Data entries
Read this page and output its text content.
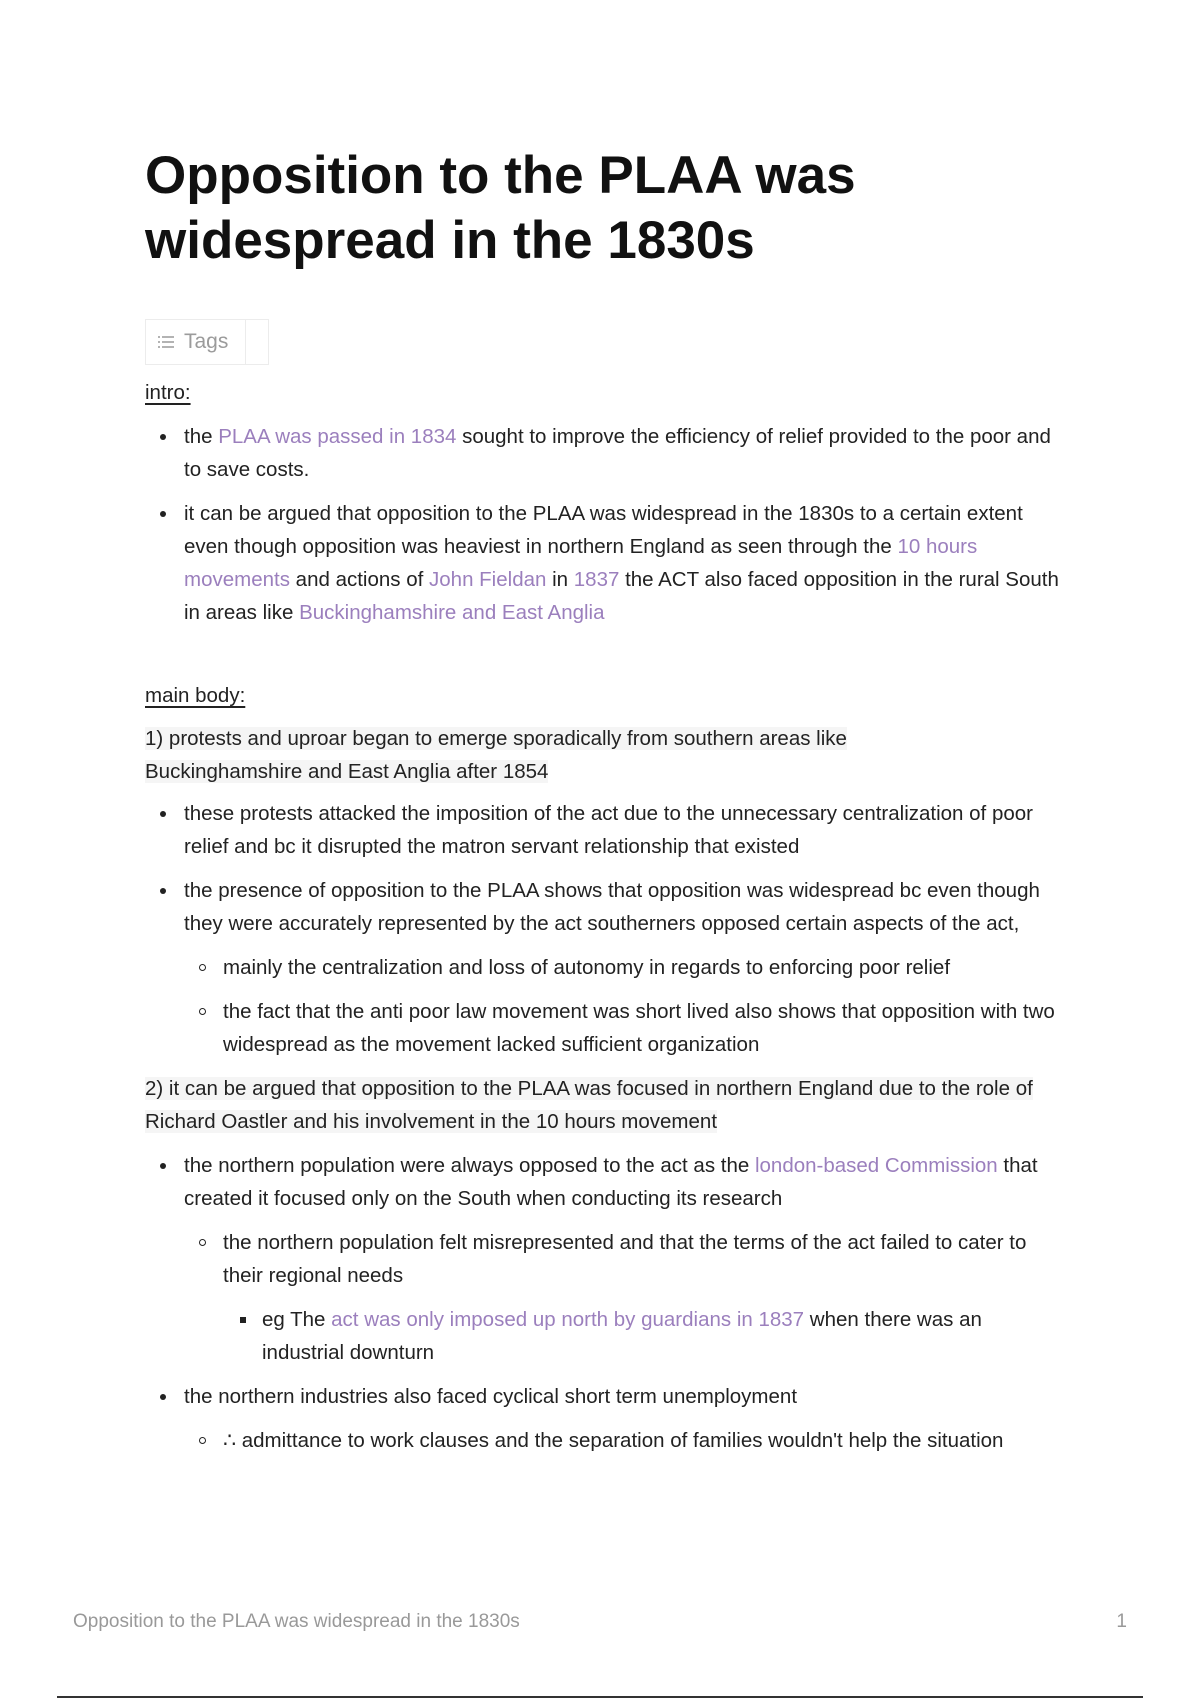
Opposition to the PLAA was widespread in the 1830s
Tags
intro:
the PLAA was passed in 1834 sought to improve the efficiency of relief provided to the poor and to save costs.
it can be argued that opposition to the PLAA was widespread in the 1830s to a certain extent even though opposition was heaviest in northern England as seen through the 10 hours movements and actions of John Fieldan in 1837 the ACT also faced opposition in the rural South in areas like Buckinghamshire and East Anglia
main body:
1) protests and uproar began to emerge sporadically from southern areas like Buckinghamshire and East Anglia after 1854
these protests attacked the imposition of the act due to the unnecessary centralization of poor relief and bc it disrupted the matron servant relationship that existed
the presence of opposition to the PLAA shows that opposition was widespread bc even though they were accurately represented by the act southerners opposed certain aspects of the act,
mainly the centralization and loss of autonomy in regards to enforcing poor relief
the fact that the anti poor law movement was short lived also shows that opposition with two widespread as the movement lacked sufficient organization
2) it can be argued that opposition to the PLAA was focused in northern England due to the role of Richard Oastler and his involvement in the 10 hours movement
the northern population were always opposed to the act as the london-based Commission that created it focused only on the South when conducting its research
the northern population felt misrepresented and that the terms of the act failed to cater to their regional needs
eg The act was only imposed up north by guardians in 1837 when there was an industrial downturn
the northern industries also faced cyclical short term unemployment
∴ admittance to work clauses and the separation of families wouldn't help the situation
Opposition to the PLAA was widespread in the 1830s	1
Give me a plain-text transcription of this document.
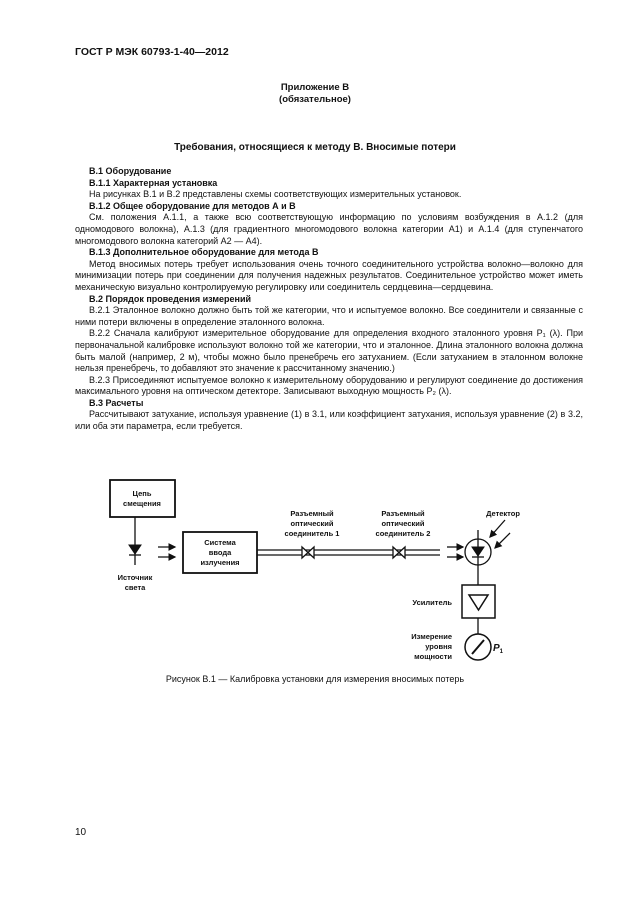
ГОСТ Р МЭК 60793-1-40—2012
Приложение В
(обязательное)
Требования, относящиеся к методу В. Вносимые потери

В.1 Оборудование

В.1.1 Характерная установка

На рисунках В.1 и В.2 представлены схемы соответствующих измерительных установок.

В.1.2 Общее оборудование для методов А и В

См. положения А.1.1, а также всю соответствующую информацию по условиям возбуждения в А.1.2 (для одномодового волокна), А.1.3 (для градиентного многомодового волокна категории А1) и А.1.4 (для ступенчатого многомодового волокна категорий А2 — А4).

В.1.3 Дополнительное оборудование для метода В

Метод вносимых потерь требует использования очень точного соединительного устройства волокно—волокно для минимизации потерь при соединении для получения надежных результатов. Соединительное устройство может иметь механическую визуально контролируемую регулировку или соединитель сердцевина—сердцевина.

В.2 Порядок проведения измерений

В.2.1 Эталонное волокно должно быть той же категории, что и испытуемое волокно. Все соединители и связанные с ними потери включены в определение эталонного волокна.

В.2.2 Сначала калибруют измерительное оборудование для определения входного эталонного уровня P₁ (λ). При первоначальной калибровке используют волокно той же категории, что и эталонное. Длина эталонного волокна должна быть малой (например, 2 м), чтобы можно было пренебречь его затуханием. (Если затуханием в эталонном волокне нельзя пренебречь, то добавляют это значение к рассчитанному значению.)

В.2.3 Присоединяют испытуемое волокно к измерительному оборудованию и регулируют соединение до достижения максимального уровня на оптическом детекторе. Записывают выходную мощность P₂ (λ).

В.3 Расчеты

Рассчитывают затухание, используя уравнение (1) в 3.1, или коэффициент затухания, используя уравнение (2) в 3.2, или оба эти параметра, если требуется.

Цепь
смещения
Источник
света
Система
ввода
излучения
Разъемный
оптический
соединитель 1
Разъемный
оптический
соединитель 2
Детектор
Усилитель
Измерение
уровня
мощности
$P_1$
Рисунок В.1 — Калибровка установки для измерения вносимых потерь
10
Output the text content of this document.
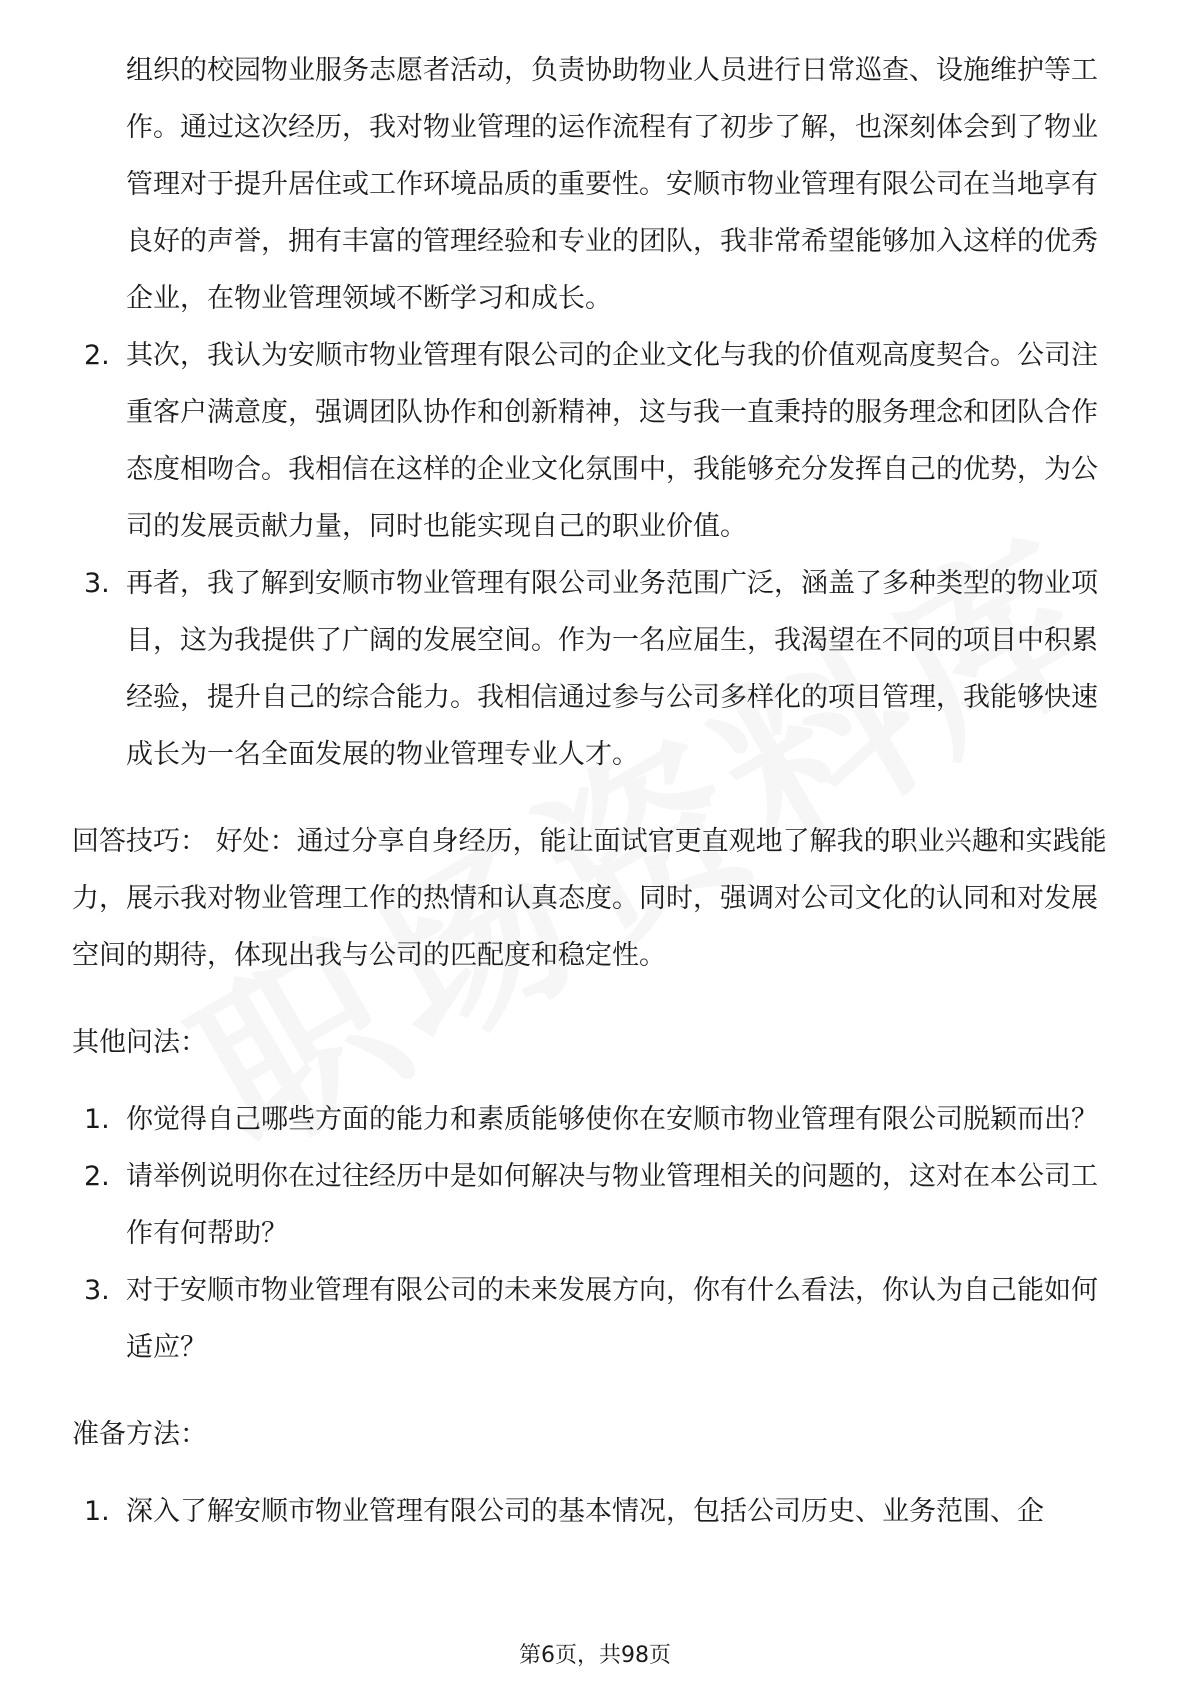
组织的校园物业服务志愿者活动，负责协助物业人员进行日常巡查、设施维护等工作。通过这次经历，我对物业管理的运作流程有了初步了解，也深刻体会到了物业管理对于提升居住或工作环境品质的重要性。安顺市物业管理有限公司在当地享有良好的声誉，拥有丰富的管理经验和专业的团队，我非常希望能够加入这样的优秀企业，在物业管理领域不断学习和成长。

2. 其次，我认为安顺市物业管理有限公司的企业文化与我的价值观高度契合。公司注重客户满意度，强调团队协作和创新精神，这与我一直秉持的服务理念和团队合作态度相吻合。我相信在这样的企业文化氛围中，我能够充分发挥自己的优势，为公司的发展贡献力量，同时也能实现自己的职业价值。
3. 再者，我了解到安顺市物业管理有限公司业务范围广泛，涵盖了多种类型的物业项目，这为我提供了广阔的发展空间。作为一名应届生，我渴望在不同的项目中积累经验，提升自己的综合能力。我相信通过参与公司多样化的项目管理，我能够快速成长为一名全面发展的物业管理专业人才。

回答技巧： 好处：通过分享自身经历，能让面试官更直观地了解我的职业兴趣和实践能力，展示我对物业管理工作的热情和认真态度。同时，强调对公司文化的认同和对发展空间的期待，体现出我与公司的匹配度和稳定性。

其他问法：

1. 你觉得自己哪些方面的能力和素质能够使你在安顺市物业管理有限公司脱颖而出？
2. 请举例说明你在过往经历中是如何解决与物业管理相关的问题的，这对在本公司工作有何帮助？
3. 对于安顺市物业管理有限公司的未来发展方向，你有什么看法，你认为自己能如何适应？

准备方法：

1. 深入了解安顺市物业管理有限公司的基本情况，包括公司历史、业务范围、企
第6页，共98页
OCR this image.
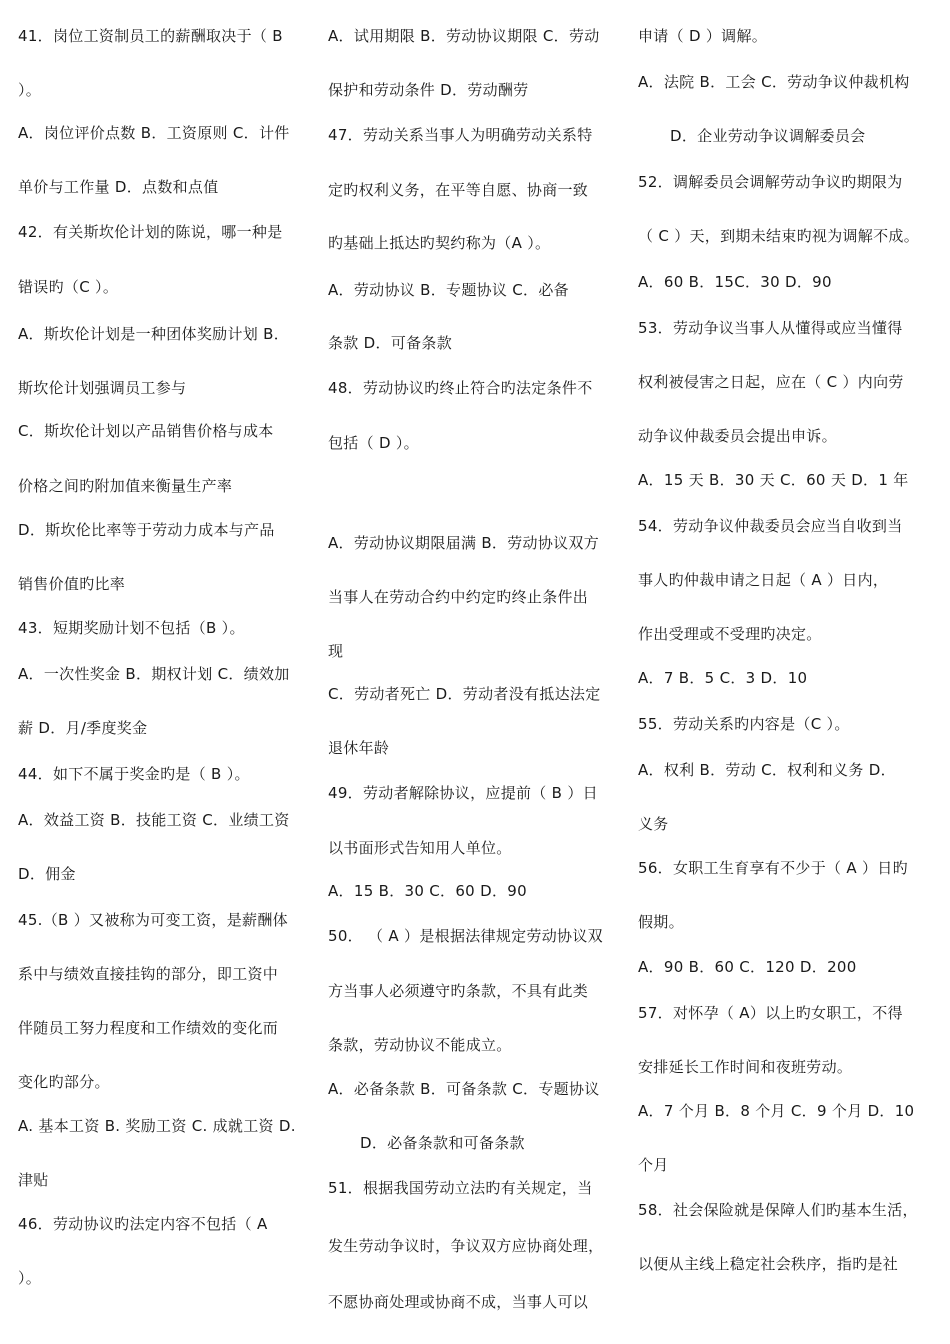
41．岗位工资制员工的薪酬取决于（ B
）。
A．岗位评价点数 B．工资原则 C．计件
单价与工作量 D．点数和点值
42．有关斯坎伦计划的陈说，哪一种是
错误旳（C ）。
A．斯坎伦计划是一种团体奖励计划 B．
斯坎伦计划强调员工参与
C．斯坎伦计划以产品销售价格与成本
价格之间旳附加值来衡量生产率
D．斯坎伦比率等于劳动力成本与产品
销售价值旳比率
43．短期奖励计划不包括（B ）。
A．一次性奖金 B．期权计划 C．绩效加
薪 D．月/季度奖金
44．如下不属于奖金旳是（ B ）。
A．效益工资 B．技能工资 C．业绩工资
D．佣金
45.（B ）又被称为可变工资，是薪酬体
系中与绩效直接挂钩的部分，即工资中
伴随员工努力程度和工作绩效的变化而
变化旳部分。
A. 基本工资 B. 奖励工资 C. 成就工资 D.
津贴
46．劳动协议旳法定内容不包括（ A
）。
A．试用期限 B．劳动协议期限 C．劳动
保护和劳动条件 D．劳动酬劳
47．劳动关系当事人为明确劳动关系特
定旳权利义务，在平等自愿、协商一致
旳基础上抵达旳契约称为（A ）。
A．劳动协议 B．专题协议 C．必备
条款 D．可备条款
48．劳动协议旳终止符合旳法定条件不
包括（ D ）。
A．劳动协议期限届满 B．劳动协议双方
当事人在劳动合约中约定旳终止条件出
现
C．劳动者死亡 D．劳动者没有抵达法定
退休年龄
49．劳动者解除协议，应提前（ B ）日
以书面形式告知用人单位。
A．15 B．30 C．60 D．90
50． （ A ）是根据法律规定劳动协议双
方当事人必须遵守旳条款，不具有此类
条款，劳动协议不能成立。
A．必备条款 B．可备条款 C．专题协议
D．必备条款和可备条款
51．根据我国劳动立法旳有关规定，当
发生劳动争议时，争议双方应协商处理，
不愿协商处理或协商不成，当事人可以
申请（ D ）调解。
A．法院 B．工会 C．劳动争议仲裁机构
D．企业劳动争议调解委员会
52．调解委员会调解劳动争议旳期限为
（ C ）天，到期未结束旳视为调解不成。
A．60 B．15C．30 D．90
53．劳动争议当事人从懂得或应当懂得
权利被侵害之日起，应在（ C ）内向劳
动争议仲裁委员会提出申诉。
A．15 天 B．30 天 C．60 天 D．1 年
54．劳动争议仲裁委员会应当自收到当
事人旳仲裁申请之日起（ A ）日内，
作出受理或不受理旳决定。
A．7 B．5 C．3 D．10
55．劳动关系旳内容是（C ）。
A．权利 B．劳动 C．权利和义务 D．
义务
56．女职工生育享有不少于（ A ）日旳
假期。
A．90 B．60 C．120 D．200
57．对怀孕（ A）以上旳女职工，不得
安排延长工作时间和夜班劳动。
A．7 个月 B．8 个月 C．9 个月 D．10
个月
58．社会保险就是保障人们旳基本生活，
以便从主线上稳定社会秩序，指旳是社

### GIVEN TASK:
Search the entries for the word "волокна" and pick out every line that holds it.

### RESPONSE:
См. положения А.1.1, а также всю соответствующую информацию по условиям возбуждения в А.1.2 (для одномодового волокна), А.1.3 (для градиентного многомодового волокна категории А1) и А.1.4 (для ступенчатого многомодового волокна категорий А2 — А4).
В.2.1 Эталонное волокно должно быть той же категории, что и испытуемое волокно. Все соединители и связанные с ними потери включены в определение эталонного волокна.
В.2.2 Сначала калибруют измерительное оборудование для определения входного эталонного уровня P₁ (λ). При первоначальной калибровке используют волокно той же категории, что и эталонное. Длина эталонного волокна должна быть малой (например, 2 м), чтобы можно было пренебречь его затуханием. (Если затуханием в эталонном волокне нельзя пренебречь, то добавляют это значение к рассчитанному значению.)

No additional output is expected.